PROVIDED TEXT:
-.-.-

IN THE HIGH COURT OF THE KINGDOM OF ESWATINI
HELD AT MBABANE Civil Case No. 94/2014
MANENE GIMSON GAMEDZE PLAINTIFF
THE PRINCIPAL SECRETARY 1ST DEFENDANT
MINISTRY OF PUBLIC WORKS & TRANSPORT
ATTORNEY GENERAL 2ND DEFENDANT
Neutral citation: Manene Gimson Gamedze v The Principal Secretary Ministry of Public Works and Transport & Another (94/2014)  SZHC 139 (06 July 2018)
CORAM MASEKO J
FOR PLAINTIFF: MR MARTIN DLAMINI
FOR DEFENDANT: MR SIKHUMBUZO HLOPHE
DATE OF HEARING: 14TH DECEMBER 2017
DATE OF RULING: 06TH JULY 2018
Preamble: Civil law – summons issued against the Government of Eswatini for delictual damages – late filing of Special Plea of Prescription of Claim in terms of Section 2 of The Limitation of Legal Proceedings Against the Government Act No. 21/1972 – whether Application by Government to file the Special Plea of Prescription after the close of pleadings can be granted – issue of prejudice occasioned on the Plaintiff – whether such prejudice can be cured by a suitable order for costs.
Held: that Government has complied with discharging the onus as per Section 5 (2) (a) of the Act and therefore leave is hereby granted to raise and file the Special Plea of Prescription in terms of Section 2 of the Act.
Held further: that Government pays costs to the Plaintiff on the ordinary scale in compliance with Section 5 (2) (b) of the Act to cure the prejudice occasioned therein.
 On the 27th January 2014, the Plaintiff launched civil action proceedings against the 1st Defendant for delictual damages in the amount of E815 000 00.
 The summons consists of Claim 1 for damages amounting to E800 000 00 and Claim 2 for damages amounting to E15 000 00 respectively.
 The Particulars of Claim attached to the Combined Summons are as follows:
1. Plaintiff is Manene Gimson Gamedze and adult Swazi male of Siphofaneni, Lubombo District of Swaziland.
2. The First Defendant is the Principal Secretary, Ministry of Works and Transport of the Government of Swaziland.
3. The Second Defendant is the Attorney General cited herein in his nominal capacity as representative of the Government of Swaziland.
4. During April 2011, the Defendants through their employees who were acting in the course and scope of their employment issued a memorandum falsely stating that Plaintiff’s wife had died. A copy of the memorandum is annexed hereto marked “A”. The Plaintiff was unaware of this memorandum until late January 2012.
5. The information referred to in the preceding paragraph reached the Plaintiff’s in-laws which created animosity resulting in a complete breakdown of their relationship as the said in-laws accused Plaintiff of dishonesty and of wishing for his wife’s premature death.
6. The statement of the Defendants is wrongful and defamatory of the Plaintiff in that when it was discovered by the employer that Plaintiff’s wife has not died he was portrayed a dishonest person.
7. The aforesaid statement also damages the Plaintiff’s reputation at his place of employment because the alleged death was used to procure assistance for one of the senior officers of the Ministry of works and Transport whose maid had died. The said maid did not qualify for government’s assistance with her funeral expenses.

-.-.-

LIST OF TASKS:
1. According to the Eswatini court ruling, when did the Plaintiff first become aware of the memorandum stating that his wife had died?
2. Please carry on with the Eswatini court ruling from the point where it stops.

-.-.-

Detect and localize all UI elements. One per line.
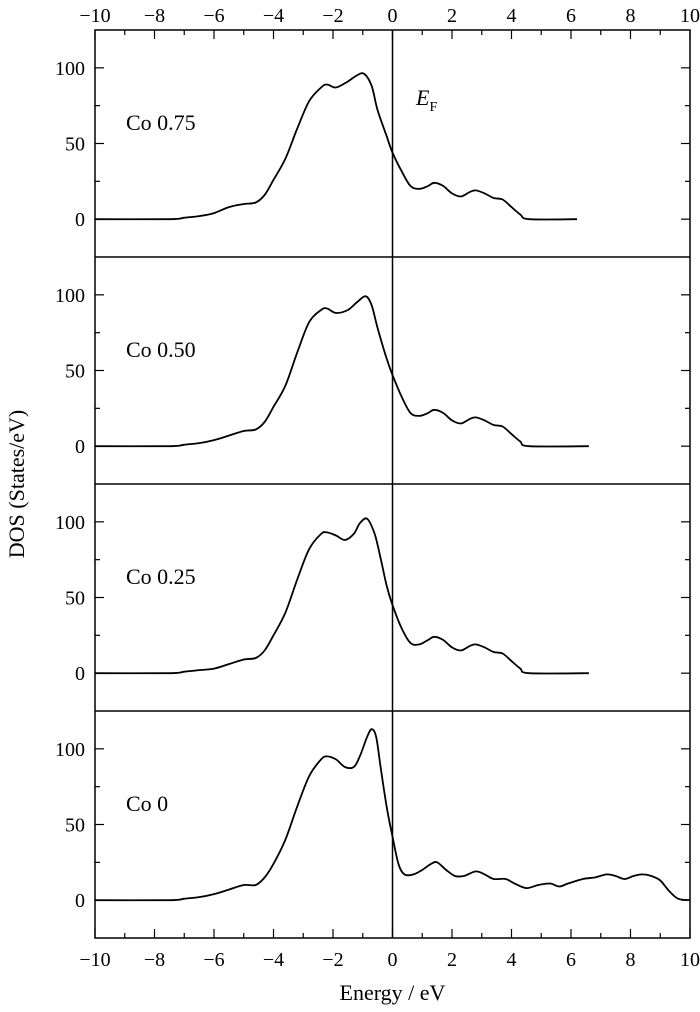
x-tick-label-top: −10	[79, 5, 110, 27]
panel-label: Co 0.50	[126, 337, 196, 362]
y-tick-label: 0	[75, 436, 85, 458]
dos-curve-panel-2	[94, 517, 589, 675]
y-tick-label: 50	[65, 134, 85, 156]
x-axis-title: Energy / eV	[340, 980, 446, 1005]
y-tick-label: 100	[55, 512, 85, 534]
x-tick-label-bottom: 2	[447, 949, 457, 971]
fermi-label: EF	[415, 85, 437, 115]
x-tick-label-top: −4	[263, 5, 284, 27]
y-tick-label: 50	[65, 815, 85, 837]
x-tick-label-top: 4	[507, 5, 517, 27]
y-axis-title: DOS (States/eV)	[4, 410, 29, 558]
panel-label: Co 0	[126, 791, 168, 816]
x-tick-label-top: −2	[322, 5, 343, 27]
y-tick-label: 50	[65, 361, 85, 383]
axes-layer	[94, 29, 691, 939]
x-tick-label-top: −6	[203, 5, 224, 27]
x-tick-label-top: −8	[144, 5, 165, 27]
x-tick-label-bottom: 4	[507, 949, 517, 971]
x-tick-label-bottom: 8	[626, 949, 636, 971]
dos-curve-panel-3	[94, 728, 691, 902]
x-tick-label-top: 2	[447, 5, 457, 27]
fermi-label-sub: F	[429, 100, 437, 115]
x-tick-label-bottom: 0	[388, 949, 398, 971]
dos-curve-panel-0	[94, 72, 578, 221]
x-tick-label-bottom: −8	[144, 949, 165, 971]
y-tick-label: 0	[75, 209, 85, 231]
y-tick-label: 100	[55, 739, 85, 761]
y-tick-label: 100	[55, 58, 85, 80]
x-tick-label-top: 0	[388, 5, 398, 27]
y-tick-label: 50	[65, 588, 85, 610]
x-tick-label-bottom: 6	[566, 949, 576, 971]
x-tick-label-bottom: −4	[263, 949, 284, 971]
curves-layer	[94, 72, 691, 902]
x-tick-label-top: 10	[680, 5, 700, 27]
text-layer: −10−10−8−8−6−6−4−4−2−2002244668810100501…	[4, 5, 700, 1005]
x-tick-label-top: 8	[626, 5, 636, 27]
y-tick-label: 0	[75, 890, 85, 912]
panel-label: Co 0.25	[126, 564, 196, 589]
fermi-label-main: E	[415, 85, 430, 110]
panel-label: Co 0.75	[126, 110, 196, 135]
x-tick-label-bottom: 10	[680, 949, 700, 971]
x-tick-label-bottom: −2	[322, 949, 343, 971]
x-tick-label-bottom: −10	[79, 949, 110, 971]
x-tick-label-bottom: −6	[203, 949, 224, 971]
y-tick-label: 100	[55, 285, 85, 307]
dos-curve-panel-1	[94, 295, 589, 448]
y-tick-label: 0	[75, 663, 85, 685]
x-tick-label-top: 6	[566, 5, 576, 27]
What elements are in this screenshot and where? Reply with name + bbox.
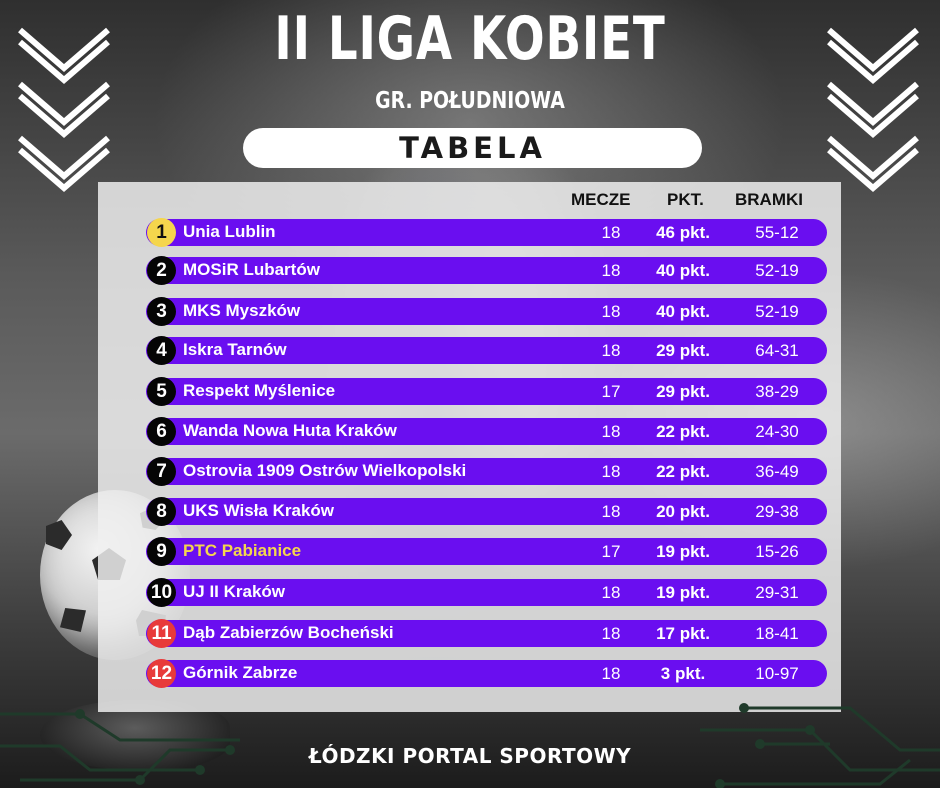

-.-.-

ANSWERS:
1. He was unaware of it until late January 2012.

2.
8. The statement was made with the intention to defend Plaintiff and to injure his reputation.
9. As a result of the defamation, Plaintiff has been damaged in his reputation and has suffered damages in the sum of E8000 000 00.
10. When the Plaintiff’s wife eventually died on the 22nd July 2011 the Plaintiff could not get assistance from the Government as an official of the Ministry of Works and Transport had already fraudulently lodged a claim using the name of Plaintiff’s wife. A copy of the Death Certificate of Plaintiff’s wife is annexed hereto marked “B”.
11. The value of assistance which Plaintiff would have received from the Government is the sum of E15 000 00.
12. The Defendants are therefore liable to pay the Plaintiff the amount of E815 000 00 which the Defendants refuse to pay despite demand.
WHEREFORE, Plaintiff claims –
- Payment of the sum of E815 000 00.
- Interest on the aforesaid sum at the rate of 9% per annum from date of judgment to date of payment.
- Further and/or alternative relief.
 The summons was served on the 2nd Defendant’s principal place of business on the 28th January 2014 – being the Ministry of Justice, Usutu Link Road Mbabane.
 On the 27th February 2014 the Plaintiff filed a Notice of Application for Default Judgment in terms of Rule 31 (3) (a) of the Rules of Court.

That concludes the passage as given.